--- START ---
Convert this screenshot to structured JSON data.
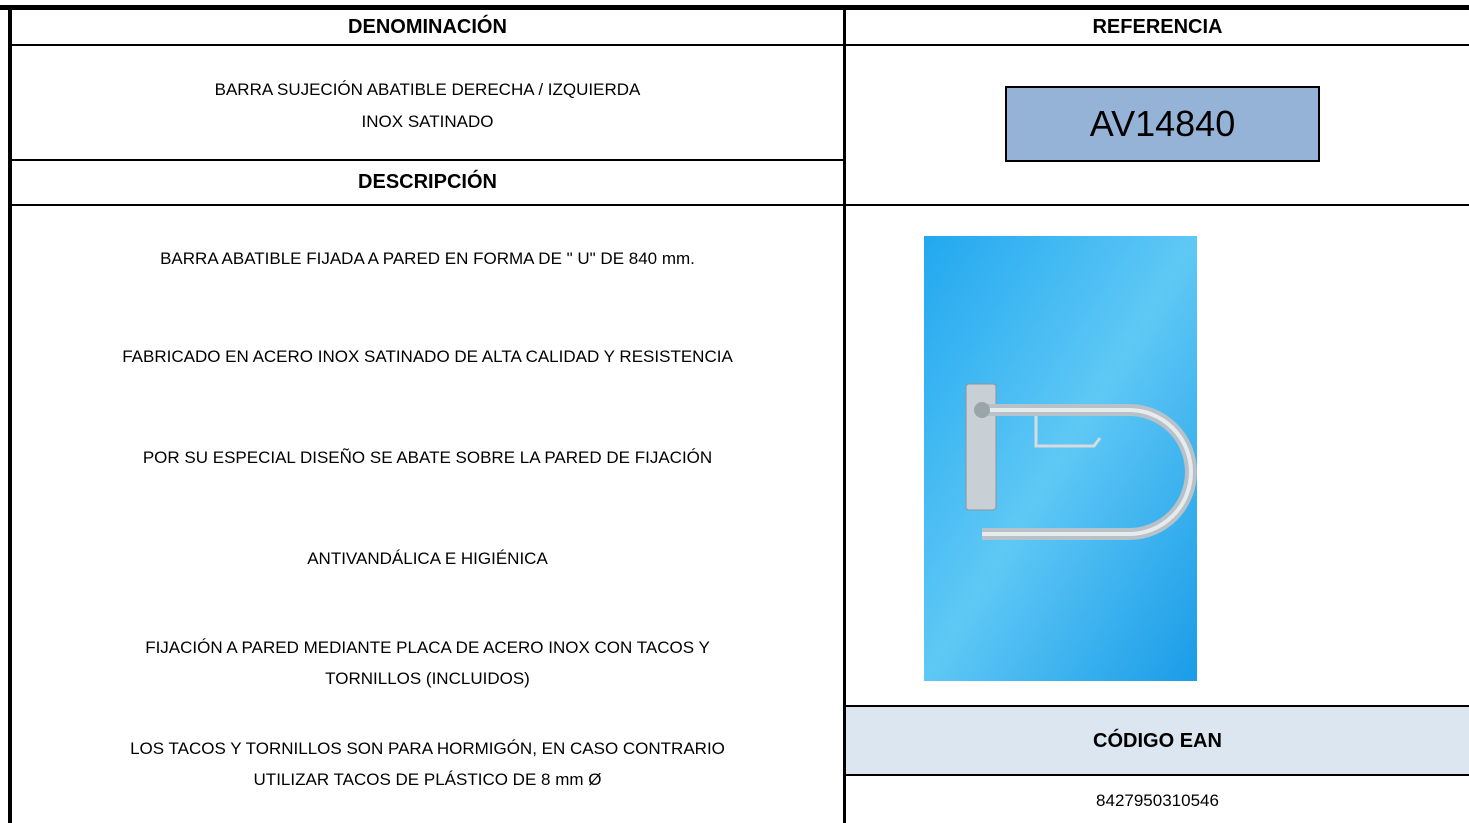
{
  "header": {
    "denomination_label": "DENOMINACIÓN",
    "reference_label": "REFERENCIA"
  },
  "product": {
    "name_lines": [
      "BARRA SUJECIÓN ABATIBLE DERECHA /  IZQUIERDA",
      "INOX SATINADO"
    ],
    "reference": "AV14840"
  },
  "description": {
    "heading": "DESCRIPCIÓN",
    "items": [
      [
        "BARRA ABATIBLE FIJADA A PARED EN FORMA DE \" U\"  DE 840 mm."
      ],
      [
        "FABRICADO EN ACERO INOX SATINADO DE ALTA CALIDAD Y RESISTENCIA"
      ],
      [
        "POR SU ESPECIAL DISEÑO SE ABATE SOBRE LA PARED DE FIJACIÓN"
      ],
      [
        "ANTIVANDÁLICA E HIGIÉNICA"
      ],
      [
        "FIJACIÓN A PARED MEDIANTE PLACA DE ACERO INOX CON TACOS Y",
        "TORNILLOS (INCLUIDOS)"
      ],
      [
        "LOS TACOS Y TORNILLOS SON PARA HORMIGÓN, EN CASO CONTRARIO",
        "UTILIZAR TACOS DE PLÁSTICO DE 8 mm Ø"
      ]
    ]
  },
  "ean": {
    "heading": "CÓDIGO EAN",
    "code": "8427950310546"
  }
}
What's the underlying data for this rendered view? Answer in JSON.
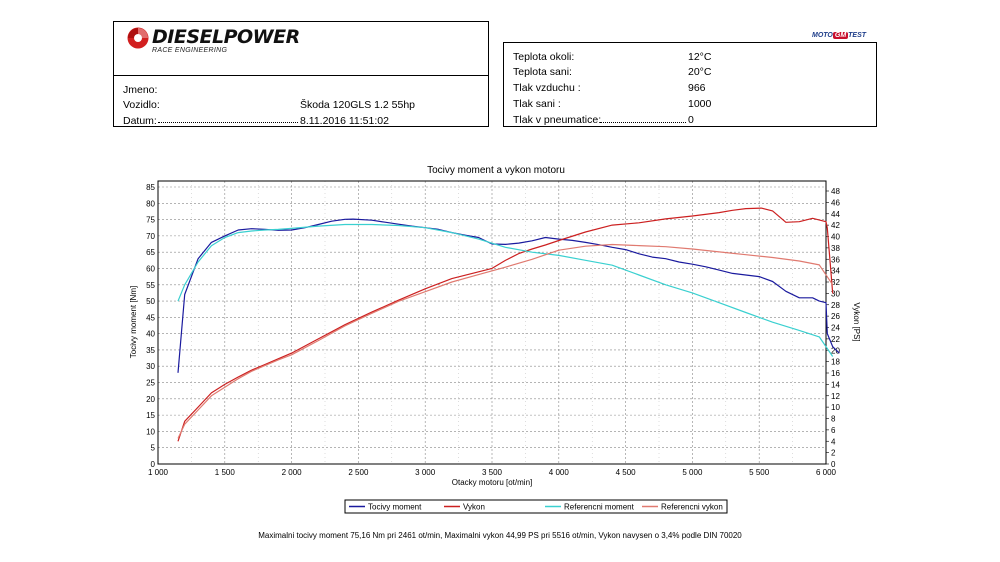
{
  "header": {
    "brand": "DIESELPOWER",
    "brand_sub": "RACE ENGINEERING",
    "test_badge": [
      "MOTO",
      "GM",
      "TEST"
    ]
  },
  "info": {
    "name_label": "Jmeno:",
    "name_value": "",
    "vehicle_label": "Vozidlo:",
    "vehicle_value": "Škoda 120GLS 1.2 55hp",
    "date_label": "Datum:",
    "date_value": "8.11.2016 11:51:02"
  },
  "conditions": [
    {
      "label": "Teplota okoli:",
      "value": "12°C"
    },
    {
      "label": "Teplota sani:",
      "value": "20°C"
    },
    {
      "label": "Tlak vzduchu :",
      "value": "966"
    },
    {
      "label": "Tlak sani :",
      "value": "1000"
    },
    {
      "label": "Tlak v pneumatice:",
      "value": "0"
    }
  ],
  "footer_note": "Maximalni tocivy moment 75,16 Nm pri 2461 ot/min,  Maximalni vykon 44,99 PS pri 5516 ot/min,  Vykon navysen o 3,4% podle DIN 70020",
  "chart_data": {
    "type": "line",
    "title": "Tocivy moment a vykon motoru",
    "xlabel": "Otacky motoru [ot/min]",
    "ylabel": "Tocivy moment [Nm]",
    "y2label": "Vykon [PS]",
    "xlim": [
      1000,
      6000
    ],
    "ylim": [
      0,
      85
    ],
    "y2lim": [
      0,
      48
    ],
    "x_ticks": [
      "1 000",
      "1 500",
      "2 000",
      "2 500",
      "3 000",
      "3 500",
      "4 000",
      "4 500",
      "5 000",
      "5 500",
      "6 000"
    ],
    "y_ticks": [
      "0",
      "5",
      "10",
      "15",
      "20",
      "25",
      "30",
      "35",
      "40",
      "45",
      "50",
      "55",
      "60",
      "65",
      "70",
      "75",
      "80",
      "85"
    ],
    "y2_ticks": [
      "0",
      "2",
      "4",
      "6",
      "8",
      "10",
      "12",
      "14",
      "16",
      "18",
      "20",
      "22",
      "24",
      "26",
      "28",
      "30",
      "32",
      "34",
      "36",
      "38",
      "40",
      "42",
      "44",
      "46",
      "48"
    ],
    "grid": true,
    "legend_position": "bottom",
    "series": [
      {
        "name": "Tocivy moment",
        "axis": "left",
        "color": "#1a1a9e",
        "x": [
          1150,
          1200,
          1300,
          1400,
          1500,
          1600,
          1700,
          1800,
          1900,
          2000,
          2100,
          2200,
          2300,
          2400,
          2461,
          2600,
          2700,
          2800,
          2900,
          3000,
          3100,
          3200,
          3300,
          3400,
          3500,
          3600,
          3700,
          3800,
          3900,
          4000,
          4100,
          4200,
          4300,
          4400,
          4500,
          4600,
          4700,
          4800,
          4900,
          5000,
          5100,
          5200,
          5300,
          5400,
          5500,
          5600,
          5700,
          5800,
          5900,
          5950,
          6000,
          6010,
          6050,
          6100
        ],
        "y": [
          28,
          52,
          63,
          68,
          70,
          71.8,
          72.2,
          72,
          71.7,
          71.8,
          72.5,
          73.5,
          74.5,
          75.1,
          75.16,
          74.8,
          74.2,
          73.6,
          73,
          72.5,
          72,
          71,
          70.2,
          69.5,
          67.5,
          67.4,
          67.8,
          68.5,
          69.5,
          69,
          68.6,
          68,
          67.3,
          66.5,
          65.8,
          64.5,
          63.5,
          63,
          62,
          61.3,
          60.5,
          59.5,
          58.5,
          58,
          57.5,
          56,
          53,
          51,
          51,
          50,
          49.5,
          40,
          36,
          34
        ]
      },
      {
        "name": "Vykon",
        "axis": "right",
        "color": "#cc2020",
        "x": [
          1150,
          1200,
          1300,
          1400,
          1500,
          1600,
          1700,
          1800,
          1900,
          2000,
          2200,
          2400,
          2600,
          2800,
          3000,
          3200,
          3400,
          3500,
          3600,
          3700,
          3800,
          3900,
          4000,
          4200,
          4400,
          4600,
          4800,
          5000,
          5200,
          5300,
          5400,
          5516,
          5600,
          5700,
          5800,
          5900,
          6000,
          6010,
          6050
        ],
        "y": [
          4,
          7.5,
          10,
          12.5,
          14,
          15.3,
          16.5,
          17.5,
          18.5,
          19.5,
          22,
          24.5,
          26.7,
          28.8,
          30.8,
          32.6,
          33.8,
          34.4,
          35.8,
          37,
          37.8,
          38.5,
          39.3,
          40.8,
          42,
          42.4,
          43.1,
          43.6,
          44.2,
          44.6,
          44.9,
          44.99,
          44.5,
          42.5,
          42.6,
          43.2,
          42.6,
          41.5,
          30
        ]
      },
      {
        "name": "Referencni moment",
        "axis": "left",
        "color": "#3ad0d0",
        "x": [
          1150,
          1200,
          1300,
          1400,
          1500,
          1600,
          1700,
          1800,
          1900,
          2000,
          2200,
          2400,
          2600,
          2800,
          3000,
          3200,
          3400,
          3600,
          3800,
          4000,
          4200,
          4400,
          4600,
          4800,
          5000,
          5200,
          5400,
          5600,
          5800,
          5950,
          6050
        ],
        "y": [
          50,
          55,
          62,
          67,
          69.5,
          71,
          71.5,
          71.8,
          72,
          72.3,
          73,
          73.5,
          73.5,
          73.2,
          72.5,
          71,
          69,
          66.5,
          65,
          64,
          62.5,
          61,
          58,
          55,
          52.5,
          49.5,
          46.5,
          43.5,
          41,
          39,
          33
        ]
      },
      {
        "name": "Referencni vykon",
        "axis": "right",
        "color": "#e07a70",
        "x": [
          1150,
          1200,
          1300,
          1400,
          1500,
          1600,
          1700,
          1800,
          1900,
          2000,
          2200,
          2400,
          2600,
          2800,
          3000,
          3200,
          3400,
          3600,
          3800,
          4000,
          4200,
          4400,
          4600,
          4800,
          5000,
          5200,
          5400,
          5600,
          5800,
          5950,
          6050
        ],
        "y": [
          4.5,
          7,
          9.5,
          12,
          13.5,
          15,
          16.3,
          17.3,
          18.3,
          19.2,
          21.7,
          24.3,
          26.5,
          28.6,
          30.3,
          32,
          33.3,
          34.6,
          36,
          37.6,
          38.3,
          38.6,
          38.4,
          38.2,
          37.8,
          37.3,
          36.8,
          36.3,
          35.7,
          35,
          31.5
        ]
      }
    ]
  }
}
--- END ---
● Challenge
Reproduce each line exactly, please, except for any pictures.

● Task response
Convert this screenshot to structured JSON data.
{
  "header": {
    "denomination_label": "DENOMINACIÓN",
    "reference_label": "REFERENCIA"
  },
  "product": {
    "name_lines": [
      "BARRA SUJECIÓN ABATIBLE DERECHA /  IZQUIERDA",
      "INOX SATINADO"
    ],
    "reference": "AV14840"
  },
  "description": {
    "heading": "DESCRIPCIÓN",
    "items": [
      [
        "BARRA ABATIBLE FIJADA A PARED EN FORMA DE \" U\"  DE 840 mm."
      ],
      [
        "FABRICADO EN ACERO INOX SATINADO DE ALTA CALIDAD Y RESISTENCIA"
      ],
      [
        "POR SU ESPECIAL DISEÑO SE ABATE SOBRE LA PARED DE FIJACIÓN"
      ],
      [
        "ANTIVANDÁLICA E HIGIÉNICA"
      ],
      [
        "FIJACIÓN A PARED MEDIANTE PLACA DE ACERO INOX CON TACOS Y",
        "TORNILLOS (INCLUIDOS)"
      ],
      [
        "LOS TACOS Y TORNILLOS SON PARA HORMIGÓN, EN CASO CONTRARIO",
        "UTILIZAR TACOS DE PLÁSTICO DE 8 mm Ø"
      ]
    ]
  },
  "ean": {
    "heading": "CÓDIGO EAN",
    "code": "8427950310546"
  }
}
What's the underlying data for this rendered view? Answer in JSON.
{
  "header": {
    "brand": "DIESELPOWER",
    "brand_sub": "RACE ENGINEERING",
    "test_badge": [
      "MOTO",
      "GM",
      "TEST"
    ]
  },
  "info": {
    "name_label": "Jmeno:",
    "name_value": "",
    "vehicle_label": "Vozidlo:",
    "vehicle_value": "Škoda 120GLS 1.2 55hp",
    "date_label": "Datum:",
    "date_value": "8.11.2016 11:51:02"
  },
  "conditions": [
    {
      "label": "Teplota okoli:",
      "value": "12°C"
    },
    {
      "label": "Teplota sani:",
      "value": "20°C"
    },
    {
      "label": "Tlak vzduchu :",
      "value": "966"
    },
    {
      "label": "Tlak sani :",
      "value": "1000"
    },
    {
      "label": "Tlak v pneumatice:",
      "value": "0"
    }
  ],
  "footer_note": "Maximalni tocivy moment 75,16 Nm pri 2461 ot/min,  Maximalni vykon 44,99 PS pri 5516 ot/min,  Vykon navysen o 3,4% podle DIN 70020",
  "chart_data": {
    "type": "line",
    "title": "Tocivy moment a vykon motoru",
    "xlabel": "Otacky motoru [ot/min]",
    "ylabel": "Tocivy moment [Nm]",
    "y2label": "Vykon [PS]",
    "xlim": [
      1000,
      6000
    ],
    "ylim": [
      0,
      85
    ],
    "y2lim": [
      0,
      48
    ],
    "x_ticks": [
      "1 000",
      "1 500",
      "2 000",
      "2 500",
      "3 000",
      "3 500",
      "4 000",
      "4 500",
      "5 000",
      "5 500",
      "6 000"
    ],
    "y_ticks": [
      "0",
      "5",
      "10",
      "15",
      "20",
      "25",
      "30",
      "35",
      "40",
      "45",
      "50",
      "55",
      "60",
      "65",
      "70",
      "75",
      "80",
      "85"
    ],
    "y2_ticks": [
      "0",
      "2",
      "4",
      "6",
      "8",
      "10",
      "12",
      "14",
      "16",
      "18",
      "20",
      "22",
      "24",
      "26",
      "28",
      "30",
      "32",
      "34",
      "36",
      "38",
      "40",
      "42",
      "44",
      "46",
      "48"
    ],
    "grid": true,
    "legend_position": "bottom",
    "series": [
      {
        "name": "Tocivy moment",
        "axis": "left",
        "color": "#1a1a9e",
        "x": [
          1150,
          1200,
          1300,
          1400,
          1500,
          1600,
          1700,
          1800,
          1900,
          2000,
          2100,
          2200,
          2300,
          2400,
          2461,
          2600,
          2700,
          2800,
          2900,
          3000,
          3100,
          3200,
          3300,
          3400,
          3500,
          3600,
          3700,
          3800,
          3900,
          4000,
          4100,
          4200,
          4300,
          4400,
          4500,
          4600,
          4700,
          4800,
          4900,
          5000,
          5100,
          5200,
          5300,
          5400,
          5500,
          5600,
          5700,
          5800,
          5900,
          5950,
          6000,
          6010,
          6050,
          6100
        ],
        "y": [
          28,
          52,
          63,
          68,
          70,
          71.8,
          72.2,
          72,
          71.7,
          71.8,
          72.5,
          73.5,
          74.5,
          75.1,
          75.16,
          74.8,
          74.2,
          73.6,
          73,
          72.5,
          72,
          71,
          70.2,
          69.5,
          67.5,
          67.4,
          67.8,
          68.5,
          69.5,
          69,
          68.6,
          68,
          67.3,
          66.5,
          65.8,
          64.5,
          63.5,
          63,
          62,
          61.3,
          60.5,
          59.5,
          58.5,
          58,
          57.5,
          56,
          53,
          51,
          51,
          50,
          49.5,
          40,
          36,
          34
        ]
      },
      {
        "name": "Vykon",
        "axis": "right",
        "color": "#cc2020",
        "x": [
          1150,
          1200,
          1300,
          1400,
          1500,
          1600,
          1700,
          1800,
          1900,
          2000,
          2200,
          2400,
          2600,
          2800,
          3000,
          3200,
          3400,
          3500,
          3600,
          3700,
          3800,
          3900,
          4000,
          4200,
          4400,
          4600,
          4800,
          5000,
          5200,
          5300,
          5400,
          5516,
          5600,
          5700,
          5800,
          5900,
          6000,
          6010,
          6050
        ],
        "y": [
          4,
          7.5,
          10,
          12.5,
          14,
          15.3,
          16.5,
          17.5,
          18.5,
          19.5,
          22,
          24.5,
          26.7,
          28.8,
          30.8,
          32.6,
          33.8,
          34.4,
          35.8,
          37,
          37.8,
          38.5,
          39.3,
          40.8,
          42,
          42.4,
          43.1,
          43.6,
          44.2,
          44.6,
          44.9,
          44.99,
          44.5,
          42.5,
          42.6,
          43.2,
          42.6,
          41.5,
          30
        ]
      },
      {
        "name": "Referencni moment",
        "axis": "left",
        "color": "#3ad0d0",
        "x": [
          1150,
          1200,
          1300,
          1400,
          1500,
          1600,
          1700,
          1800,
          1900,
          2000,
          2200,
          2400,
          2600,
          2800,
          3000,
          3200,
          3400,
          3600,
          3800,
          4000,
          4200,
          4400,
          4600,
          4800,
          5000,
          5200,
          5400,
          5600,
          5800,
          5950,
          6050
        ],
        "y": [
          50,
          55,
          62,
          67,
          69.5,
          71,
          71.5,
          71.8,
          72,
          72.3,
          73,
          73.5,
          73.5,
          73.2,
          72.5,
          71,
          69,
          66.5,
          65,
          64,
          62.5,
          61,
          58,
          55,
          52.5,
          49.5,
          46.5,
          43.5,
          41,
          39,
          33
        ]
      },
      {
        "name": "Referencni vykon",
        "axis": "right",
        "color": "#e07a70",
        "x": [
          1150,
          1200,
          1300,
          1400,
          1500,
          1600,
          1700,
          1800,
          1900,
          2000,
          2200,
          2400,
          2600,
          2800,
          3000,
          3200,
          3400,
          3600,
          3800,
          4000,
          4200,
          4400,
          4600,
          4800,
          5000,
          5200,
          5400,
          5600,
          5800,
          5950,
          6050
        ],
        "y": [
          4.5,
          7,
          9.5,
          12,
          13.5,
          15,
          16.3,
          17.3,
          18.3,
          19.2,
          21.7,
          24.3,
          26.5,
          28.6,
          30.3,
          32,
          33.3,
          34.6,
          36,
          37.6,
          38.3,
          38.6,
          38.4,
          38.2,
          37.8,
          37.3,
          36.8,
          36.3,
          35.7,
          35,
          31.5
        ]
      }
    ]
  }
}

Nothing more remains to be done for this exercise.